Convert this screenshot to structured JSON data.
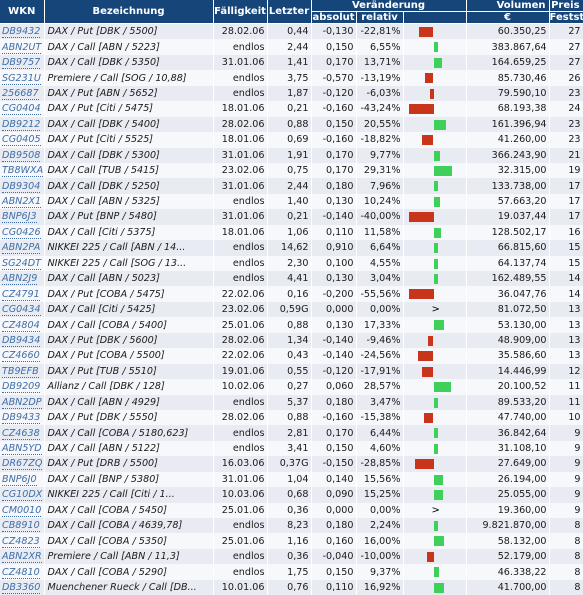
{
  "header": {
    "wkn": "WKN",
    "bezeichnung": "Bezeichnung",
    "faelligkeit": "Fälligkeit",
    "letzter": "Letzter",
    "veraenderung": "Veränderung",
    "absolut": "absolut",
    "relativ": "relativ",
    "volumen": "Volumen",
    "waehrung": "€",
    "preis": "Preis",
    "feststellungen": "Festst."
  },
  "colors": {
    "header_bg": "#16457a",
    "positive": "#3fd05a",
    "negative": "#c8351a",
    "link": "#3f6ea8"
  },
  "rows": [
    {
      "wkn": "DB9432",
      "bez": "DAX / Put [DBK / 5500]",
      "faell": "28.02.06",
      "letzter": "0,44",
      "abs": "-0,130",
      "rel": "-22,81%",
      "pct": -22.81,
      "vol": "60.350,25",
      "preis": "27"
    },
    {
      "wkn": "ABN2UT",
      "bez": "DAX / Call [ABN / 5223]",
      "faell": "endlos",
      "letzter": "2,44",
      "abs": "0,150",
      "rel": "6,55%",
      "pct": 6.55,
      "vol": "383.867,64",
      "preis": "27"
    },
    {
      "wkn": "DB9757",
      "bez": "DAX / Call [DBK / 5350]",
      "faell": "31.01.06",
      "letzter": "1,41",
      "abs": "0,170",
      "rel": "13,71%",
      "pct": 13.71,
      "vol": "164.659,25",
      "preis": "27"
    },
    {
      "wkn": "SG231U",
      "bez": "Premiere / Call [SOG / 10,88]",
      "faell": "endlos",
      "letzter": "3,75",
      "abs": "-0,570",
      "rel": "-13,19%",
      "pct": -13.19,
      "vol": "85.730,46",
      "preis": "26"
    },
    {
      "wkn": "256687",
      "bez": "DAX / Put [ABN / 5652]",
      "faell": "endlos",
      "letzter": "1,87",
      "abs": "-0,120",
      "rel": "-6,03%",
      "pct": -6.03,
      "vol": "79.590,10",
      "preis": "23"
    },
    {
      "wkn": "CG0404",
      "bez": "DAX / Put [Citi / 5475]",
      "faell": "18.01.06",
      "letzter": "0,21",
      "abs": "-0,160",
      "rel": "-43,24%",
      "pct": -43.24,
      "vol": "68.193,38",
      "preis": "24"
    },
    {
      "wkn": "DB9212",
      "bez": "DAX / Call [DBK / 5400]",
      "faell": "28.02.06",
      "letzter": "0,88",
      "abs": "0,150",
      "rel": "20,55%",
      "pct": 20.55,
      "vol": "161.396,94",
      "preis": "23"
    },
    {
      "wkn": "CG0405",
      "bez": "DAX / Put [Citi / 5525]",
      "faell": "18.01.06",
      "letzter": "0,69",
      "abs": "-0,160",
      "rel": "-18,82%",
      "pct": -18.82,
      "vol": "41.260,00",
      "preis": "23"
    },
    {
      "wkn": "DB9508",
      "bez": "DAX / Call [DBK / 5300]",
      "faell": "31.01.06",
      "letzter": "1,91",
      "abs": "0,170",
      "rel": "9,77%",
      "pct": 9.77,
      "vol": "366.243,90",
      "preis": "21"
    },
    {
      "wkn": "TB8WXA",
      "bez": "DAX / Call [TUB / 5415]",
      "faell": "23.02.06",
      "letzter": "0,75",
      "abs": "0,170",
      "rel": "29,31%",
      "pct": 29.31,
      "vol": "32.315,00",
      "preis": "19"
    },
    {
      "wkn": "DB9304",
      "bez": "DAX / Call [DBK / 5250]",
      "faell": "31.01.06",
      "letzter": "2,44",
      "abs": "0,180",
      "rel": "7,96%",
      "pct": 7.96,
      "vol": "133.738,00",
      "preis": "17"
    },
    {
      "wkn": "ABN2X1",
      "bez": "DAX / Call [ABN / 5325]",
      "faell": "endlos",
      "letzter": "1,40",
      "abs": "0,130",
      "rel": "10,24%",
      "pct": 10.24,
      "vol": "57.663,20",
      "preis": "17"
    },
    {
      "wkn": "BNP6J3",
      "bez": "DAX / Put [BNP / 5480]",
      "faell": "31.01.06",
      "letzter": "0,21",
      "abs": "-0,140",
      "rel": "-40,00%",
      "pct": -40.0,
      "vol": "19.037,44",
      "preis": "17"
    },
    {
      "wkn": "CG0426",
      "bez": "DAX / Call [Citi / 5375]",
      "faell": "18.01.06",
      "letzter": "1,06",
      "abs": "0,110",
      "rel": "11,58%",
      "pct": 11.58,
      "vol": "128.502,17",
      "preis": "16"
    },
    {
      "wkn": "ABN2PA",
      "bez": "NIKKEI 225 / Call [ABN / 14...",
      "faell": "endlos",
      "letzter": "14,62",
      "abs": "0,910",
      "rel": "6,64%",
      "pct": 6.64,
      "vol": "66.815,60",
      "preis": "15"
    },
    {
      "wkn": "SG24DT",
      "bez": "NIKKEI 225 / Call [SOG / 13...",
      "faell": "endlos",
      "letzter": "2,30",
      "abs": "0,100",
      "rel": "4,55%",
      "pct": 4.55,
      "vol": "64.137,74",
      "preis": "15"
    },
    {
      "wkn": "ABN2J9",
      "bez": "DAX / Call [ABN / 5023]",
      "faell": "endlos",
      "letzter": "4,41",
      "abs": "0,130",
      "rel": "3,04%",
      "pct": 3.04,
      "vol": "162.489,55",
      "preis": "14"
    },
    {
      "wkn": "CZ4791",
      "bez": "DAX / Put [COBA / 5475]",
      "faell": "22.02.06",
      "letzter": "0,16",
      "abs": "-0,200",
      "rel": "-55,56%",
      "pct": -55.56,
      "vol": "36.047,76",
      "preis": "14"
    },
    {
      "wkn": "CG0434",
      "bez": "DAX / Call [Citi / 5425]",
      "faell": "23.02.06",
      "letzter": "0,59G",
      "abs": "0,000",
      "rel": "0,00%",
      "pct": 0,
      "marker": ">",
      "vol": "81.072,50",
      "preis": "13"
    },
    {
      "wkn": "CZ4804",
      "bez": "DAX / Call [COBA / 5400]",
      "faell": "25.01.06",
      "letzter": "0,88",
      "abs": "0,130",
      "rel": "17,33%",
      "pct": 17.33,
      "vol": "53.130,00",
      "preis": "13"
    },
    {
      "wkn": "DB9434",
      "bez": "DAX / Put [DBK / 5600]",
      "faell": "28.02.06",
      "letzter": "1,34",
      "abs": "-0,140",
      "rel": "-9,46%",
      "pct": -9.46,
      "vol": "48.909,00",
      "preis": "13"
    },
    {
      "wkn": "CZ4660",
      "bez": "DAX / Put [COBA / 5500]",
      "faell": "22.02.06",
      "letzter": "0,43",
      "abs": "-0,140",
      "rel": "-24,56%",
      "pct": -24.56,
      "vol": "35.586,60",
      "preis": "13"
    },
    {
      "wkn": "TB9EFB",
      "bez": "DAX / Put [TUB / 5510]",
      "faell": "19.01.06",
      "letzter": "0,55",
      "abs": "-0,120",
      "rel": "-17,91%",
      "pct": -17.91,
      "vol": "14.446,99",
      "preis": "12"
    },
    {
      "wkn": "DB9209",
      "bez": "Allianz / Call [DBK / 128]",
      "faell": "10.02.06",
      "letzter": "0,27",
      "abs": "0,060",
      "rel": "28,57%",
      "pct": 28.57,
      "vol": "20.100,52",
      "preis": "11"
    },
    {
      "wkn": "ABN2DP",
      "bez": "DAX / Call [ABN / 4929]",
      "faell": "endlos",
      "letzter": "5,37",
      "abs": "0,180",
      "rel": "3,47%",
      "pct": 3.47,
      "vol": "89.533,20",
      "preis": "11"
    },
    {
      "wkn": "DB9433",
      "bez": "DAX / Put [DBK / 5550]",
      "faell": "28.02.06",
      "letzter": "0,88",
      "abs": "-0,160",
      "rel": "-15,38%",
      "pct": -15.38,
      "vol": "47.740,00",
      "preis": "10"
    },
    {
      "wkn": "CZ4638",
      "bez": "DAX / Call [COBA / 5180,623]",
      "faell": "endlos",
      "letzter": "2,81",
      "abs": "0,170",
      "rel": "6,44%",
      "pct": 6.44,
      "vol": "36.842,64",
      "preis": "9"
    },
    {
      "wkn": "ABN5YD",
      "bez": "DAX / Call [ABN / 5122]",
      "faell": "endlos",
      "letzter": "3,41",
      "abs": "0,150",
      "rel": "4,60%",
      "pct": 4.6,
      "vol": "31.108,10",
      "preis": "9"
    },
    {
      "wkn": "DR67ZQ",
      "bez": "DAX / Put [DRB / 5500]",
      "faell": "16.03.06",
      "letzter": "0,37G",
      "abs": "-0,150",
      "rel": "-28,85%",
      "pct": -28.85,
      "vol": "27.649,00",
      "preis": "9"
    },
    {
      "wkn": "BNP6J0",
      "bez": "DAX / Call [BNP / 5380]",
      "faell": "31.01.06",
      "letzter": "1,04",
      "abs": "0,140",
      "rel": "15,56%",
      "pct": 15.56,
      "vol": "26.194,00",
      "preis": "9"
    },
    {
      "wkn": "CG10DX",
      "bez": "NIKKEI 225 / Call [Citi / 1...",
      "faell": "10.03.06",
      "letzter": "0,68",
      "abs": "0,090",
      "rel": "15,25%",
      "pct": 15.25,
      "vol": "25.055,00",
      "preis": "9"
    },
    {
      "wkn": "CM0010",
      "bez": "DAX / Call [COBA / 5450]",
      "faell": "25.01.06",
      "letzter": "0,36",
      "abs": "0,000",
      "rel": "0,00%",
      "pct": 0,
      "marker": ">",
      "vol": "19.360,00",
      "preis": "9"
    },
    {
      "wkn": "CB8910",
      "bez": "DAX / Call [COBA / 4639,78]",
      "faell": "endlos",
      "letzter": "8,23",
      "abs": "0,180",
      "rel": "2,24%",
      "pct": 2.24,
      "vol": "9.821.870,00",
      "preis": "8"
    },
    {
      "wkn": "CZ4823",
      "bez": "DAX / Call [COBA / 5350]",
      "faell": "25.01.06",
      "letzter": "1,16",
      "abs": "0,160",
      "rel": "16,00%",
      "pct": 16.0,
      "vol": "58.132,00",
      "preis": "8"
    },
    {
      "wkn": "ABN2XR",
      "bez": "Premiere / Call [ABN / 11,3]",
      "faell": "endlos",
      "letzter": "0,36",
      "abs": "-0,040",
      "rel": "-10,00%",
      "pct": -10.0,
      "vol": "52.179,00",
      "preis": "8"
    },
    {
      "wkn": "CZ4810",
      "bez": "DAX / Call [COBA / 5290]",
      "faell": "endlos",
      "letzter": "1,75",
      "abs": "0,150",
      "rel": "9,37%",
      "pct": 9.37,
      "vol": "46.338,22",
      "preis": "8"
    },
    {
      "wkn": "DB3360",
      "bez": "Muenchener Rueck / Call [DB...",
      "faell": "10.01.06",
      "letzter": "0,76",
      "abs": "0,110",
      "rel": "16,92%",
      "pct": 16.92,
      "vol": "41.700,00",
      "preis": "8"
    }
  ]
}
● ● ● ● ●
State the number of lines in these entries that include the string "Citi". Provide nothing beyond that number.

■ **Task answer**: 5